▶ _WHAT TO PRODUCE_: Transcribe the records in full, keeping every character as it is.
>> Start INFORMATION PROVIDED
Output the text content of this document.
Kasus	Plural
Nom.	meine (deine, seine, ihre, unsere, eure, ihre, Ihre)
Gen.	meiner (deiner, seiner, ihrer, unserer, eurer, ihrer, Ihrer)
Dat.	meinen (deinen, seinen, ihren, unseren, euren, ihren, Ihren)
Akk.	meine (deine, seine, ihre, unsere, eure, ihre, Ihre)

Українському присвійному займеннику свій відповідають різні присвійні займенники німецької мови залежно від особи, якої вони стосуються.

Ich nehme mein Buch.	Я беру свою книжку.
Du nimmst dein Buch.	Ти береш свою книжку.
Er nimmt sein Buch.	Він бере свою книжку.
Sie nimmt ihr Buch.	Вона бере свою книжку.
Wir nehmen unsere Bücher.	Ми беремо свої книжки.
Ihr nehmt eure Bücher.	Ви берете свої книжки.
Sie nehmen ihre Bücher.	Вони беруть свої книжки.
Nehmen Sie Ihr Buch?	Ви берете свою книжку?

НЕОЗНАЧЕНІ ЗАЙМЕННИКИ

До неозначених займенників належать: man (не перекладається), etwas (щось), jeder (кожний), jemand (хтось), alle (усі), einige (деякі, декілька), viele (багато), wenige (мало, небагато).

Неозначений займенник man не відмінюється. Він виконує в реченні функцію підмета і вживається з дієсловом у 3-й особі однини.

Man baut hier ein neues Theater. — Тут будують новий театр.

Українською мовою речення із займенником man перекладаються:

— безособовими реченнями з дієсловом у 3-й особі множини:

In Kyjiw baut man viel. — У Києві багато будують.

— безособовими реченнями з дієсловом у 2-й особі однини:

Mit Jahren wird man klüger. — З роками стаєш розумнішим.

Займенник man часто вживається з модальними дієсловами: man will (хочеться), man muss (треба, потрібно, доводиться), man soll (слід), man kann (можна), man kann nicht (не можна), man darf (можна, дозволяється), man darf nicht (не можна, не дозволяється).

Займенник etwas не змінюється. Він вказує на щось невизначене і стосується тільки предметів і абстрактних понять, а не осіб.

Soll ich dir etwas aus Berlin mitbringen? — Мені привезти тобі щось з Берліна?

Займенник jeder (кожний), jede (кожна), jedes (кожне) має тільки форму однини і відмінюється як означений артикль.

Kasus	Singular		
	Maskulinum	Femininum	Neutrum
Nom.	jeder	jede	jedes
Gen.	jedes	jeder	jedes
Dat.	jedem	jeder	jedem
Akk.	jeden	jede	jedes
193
>> End INFORMATION PROVIDED
▶ _OUTPUT FOR THIS EXERCISE_:
Output the text content of this document.
Kasus	Plural
Nom.	meine (deine, seine, ihre, unsere, eure, ihre, Ihre)
Gen.	meiner (deiner, seiner, ihrer, unserer, eurer, ihrer, Ihrer)
Dat.	meinen (deinen, seinen, ihren, unseren, euren, ihren, Ihren)
Akk.	meine (deine, seine, ihre, unsere, eure, ihre, Ihre)

Українському присвійному займеннику свій відповідають різні присвійні займенники німецької мови залежно від особи, якої вони стосуються.

Ich nehme mein Buch.	Я беру свою книжку.
Du nimmst dein Buch.	Ти береш свою книжку.
Er nimmt sein Buch.	Він бере свою книжку.
Sie nimmt ihr Buch.	Вона бере свою книжку.
Wir nehmen unsere Bücher.	Ми беремо свої книжки.
Ihr nehmt eure Bücher.	Ви берете свої книжки.
Sie nehmen ihre Bücher.	Вони беруть свої книжки.
Nehmen Sie Ihr Buch?	Ви берете свою книжку?

НЕОЗНАЧЕНІ ЗАЙМЕННИКИ

До неозначених займенників належать: man (не перекладається), etwas (щось), jeder (кожний), jemand (хтось), alle (усі), einige (деякі, декілька), viele (багато), wenige (мало, небагато).

Неозначений займенник man не відмінюється. Він виконує в реченні функцію підмета і вживається з дієсловом у 3-й особі однини.

Man baut hier ein neues Theater. — Тут будують новий театр.

Українською мовою речення із займенником man перекладаються:

— безособовими реченнями з дієсловом у 3-й особі множини:

In Kyjiw baut man viel. — У Києві багато будують.

— безособовими реченнями з дієсловом у 2-й особі однини:

Mit Jahren wird man klüger. — З роками стаєш розумнішим.

Займенник man часто вживається з модальними дієсловами: man will (хочеться), man muss (треба, потрібно, доводиться), man soll (слід), man kann (можна), man kann nicht (не можна), man darf (можна, дозволяється), man darf nicht (не можна, не дозволяється).

Займенник etwas не змінюється. Він вказує на щось невизначене і стосується тільки предметів і абстрактних понять, а не осіб.

Soll ich dir etwas aus Berlin mitbringen? — Мені привезти тобі щось з Берліна?

Займенник jeder (кожний), jede (кожна), jedes (кожне) має тільки форму однини і відмінюється як означений артикль.

Kasus	Singular		
	Maskulinum	Femininum	Neutrum
Nom.	jeder	jede	jedes
Gen.	jedes	jeder	jedes
Dat.	jedem	jeder	jedem
Akk.	jeden	jede	jedes
193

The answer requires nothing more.